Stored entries

(begin)

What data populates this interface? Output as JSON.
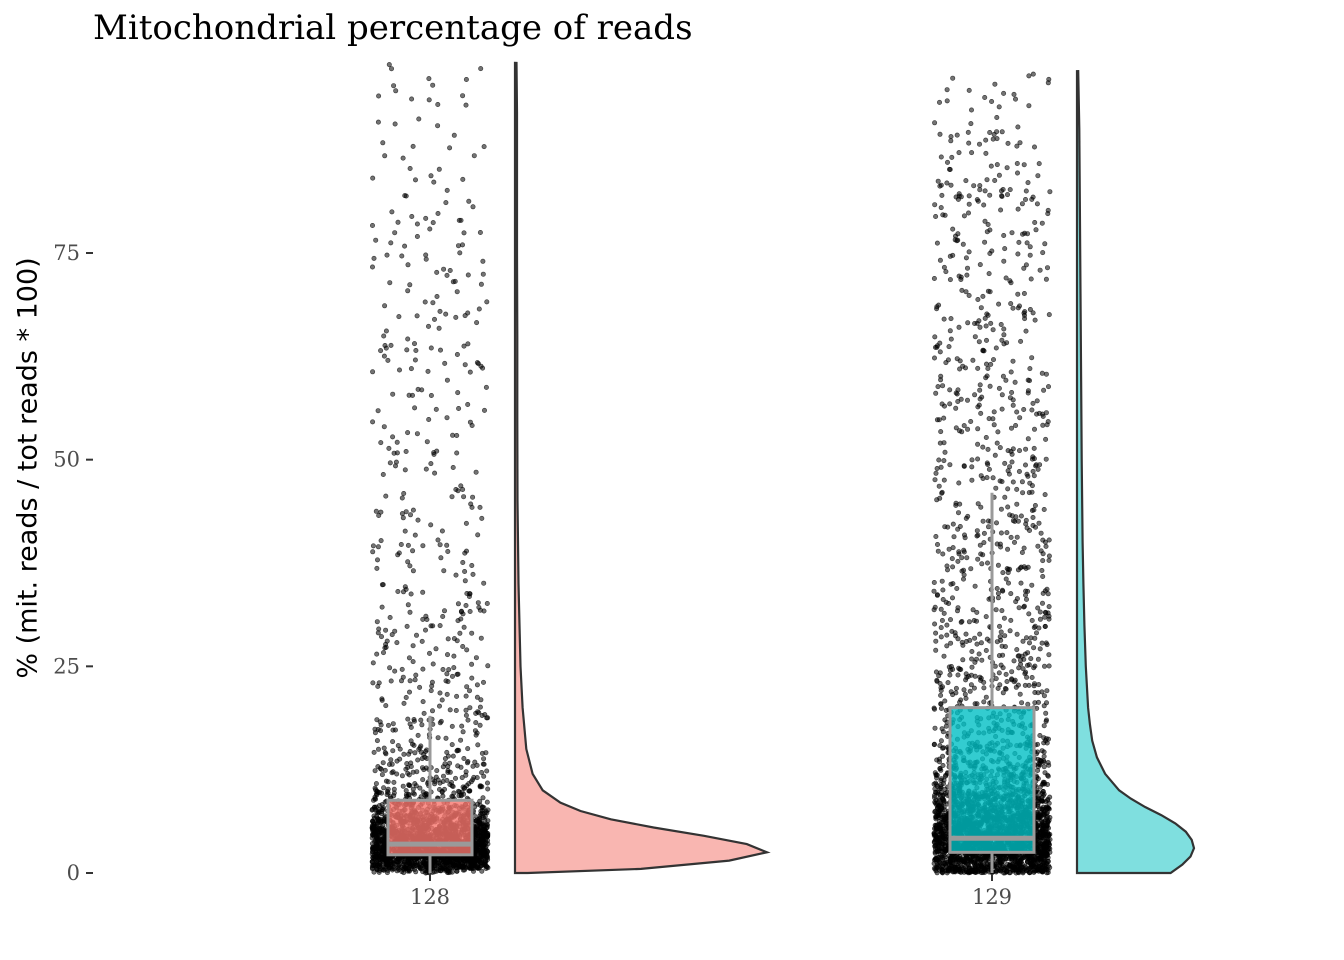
{
  "chart_data": {
    "type": "raincloud",
    "title": "Mitochondrial percentage of reads",
    "xlabel": "",
    "ylabel": "% (mit. reads / tot reads * 100)",
    "ylim": [
      0,
      98
    ],
    "y_ticks": [
      0,
      25,
      50,
      75
    ],
    "grid": false,
    "legend": "none",
    "categories": [
      "128",
      "129"
    ],
    "series": [
      {
        "category": "128",
        "color": "#f8766d",
        "box": {
          "whisker_low": 0,
          "q1": 2.2,
          "median": 3.5,
          "q3": 8.8,
          "whisker_high": 19
        },
        "density": [
          [
            0,
            0.05
          ],
          [
            0.5,
            0.5
          ],
          [
            1.5,
            0.85
          ],
          [
            2.5,
            1.0
          ],
          [
            3.5,
            0.92
          ],
          [
            4.5,
            0.75
          ],
          [
            5.5,
            0.55
          ],
          [
            6.5,
            0.38
          ],
          [
            7.5,
            0.26
          ],
          [
            8.5,
            0.18
          ],
          [
            10,
            0.11
          ],
          [
            12,
            0.07
          ],
          [
            15,
            0.045
          ],
          [
            20,
            0.03
          ],
          [
            25,
            0.022
          ],
          [
            35,
            0.014
          ],
          [
            45,
            0.01
          ],
          [
            55,
            0.009
          ],
          [
            65,
            0.009
          ],
          [
            75,
            0.008
          ],
          [
            85,
            0.008
          ],
          [
            92,
            0.008
          ],
          [
            98,
            0.006
          ]
        ]
      },
      {
        "category": "129",
        "color": "#00bfc4",
        "box": {
          "whisker_low": 0,
          "q1": 2.5,
          "median": 4.2,
          "q3": 20,
          "whisker_high": 46
        },
        "density": [
          [
            0,
            0.8
          ],
          [
            1,
            0.9
          ],
          [
            2,
            0.97
          ],
          [
            3,
            1.0
          ],
          [
            4,
            0.98
          ],
          [
            5,
            0.93
          ],
          [
            6,
            0.84
          ],
          [
            7,
            0.72
          ],
          [
            8,
            0.58
          ],
          [
            9,
            0.46
          ],
          [
            10,
            0.36
          ],
          [
            12,
            0.24
          ],
          [
            14,
            0.17
          ],
          [
            16,
            0.13
          ],
          [
            18,
            0.11
          ],
          [
            20,
            0.095
          ],
          [
            25,
            0.075
          ],
          [
            30,
            0.063
          ],
          [
            35,
            0.055
          ],
          [
            40,
            0.048
          ],
          [
            50,
            0.04
          ],
          [
            60,
            0.035
          ],
          [
            70,
            0.03
          ],
          [
            80,
            0.025
          ],
          [
            90,
            0.02
          ],
          [
            97,
            0.01
          ]
        ]
      }
    ]
  }
}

(end)

# [EXERCISE TASK]
Transcribe the whole listing exactly. Pictures are excluded.

# [RESULT]
What data populates this interface? Output as JSON.
{
  "chart_data": {
    "type": "raincloud",
    "title": "Mitochondrial percentage of reads",
    "xlabel": "",
    "ylabel": "% (mit. reads / tot reads * 100)",
    "ylim": [
      0,
      98
    ],
    "y_ticks": [
      0,
      25,
      50,
      75
    ],
    "grid": false,
    "legend": "none",
    "categories": [
      "128",
      "129"
    ],
    "series": [
      {
        "category": "128",
        "color": "#f8766d",
        "box": {
          "whisker_low": 0,
          "q1": 2.2,
          "median": 3.5,
          "q3": 8.8,
          "whisker_high": 19
        },
        "density": [
          [
            0,
            0.05
          ],
          [
            0.5,
            0.5
          ],
          [
            1.5,
            0.85
          ],
          [
            2.5,
            1.0
          ],
          [
            3.5,
            0.92
          ],
          [
            4.5,
            0.75
          ],
          [
            5.5,
            0.55
          ],
          [
            6.5,
            0.38
          ],
          [
            7.5,
            0.26
          ],
          [
            8.5,
            0.18
          ],
          [
            10,
            0.11
          ],
          [
            12,
            0.07
          ],
          [
            15,
            0.045
          ],
          [
            20,
            0.03
          ],
          [
            25,
            0.022
          ],
          [
            35,
            0.014
          ],
          [
            45,
            0.01
          ],
          [
            55,
            0.009
          ],
          [
            65,
            0.009
          ],
          [
            75,
            0.008
          ],
          [
            85,
            0.008
          ],
          [
            92,
            0.008
          ],
          [
            98,
            0.006
          ]
        ]
      },
      {
        "category": "129",
        "color": "#00bfc4",
        "box": {
          "whisker_low": 0,
          "q1": 2.5,
          "median": 4.2,
          "q3": 20,
          "whisker_high": 46
        },
        "density": [
          [
            0,
            0.8
          ],
          [
            1,
            0.9
          ],
          [
            2,
            0.97
          ],
          [
            3,
            1.0
          ],
          [
            4,
            0.98
          ],
          [
            5,
            0.93
          ],
          [
            6,
            0.84
          ],
          [
            7,
            0.72
          ],
          [
            8,
            0.58
          ],
          [
            9,
            0.46
          ],
          [
            10,
            0.36
          ],
          [
            12,
            0.24
          ],
          [
            14,
            0.17
          ],
          [
            16,
            0.13
          ],
          [
            18,
            0.11
          ],
          [
            20,
            0.095
          ],
          [
            25,
            0.075
          ],
          [
            30,
            0.063
          ],
          [
            35,
            0.055
          ],
          [
            40,
            0.048
          ],
          [
            50,
            0.04
          ],
          [
            60,
            0.035
          ],
          [
            70,
            0.03
          ],
          [
            80,
            0.025
          ],
          [
            90,
            0.02
          ],
          [
            97,
            0.01
          ]
        ]
      }
    ]
  }
}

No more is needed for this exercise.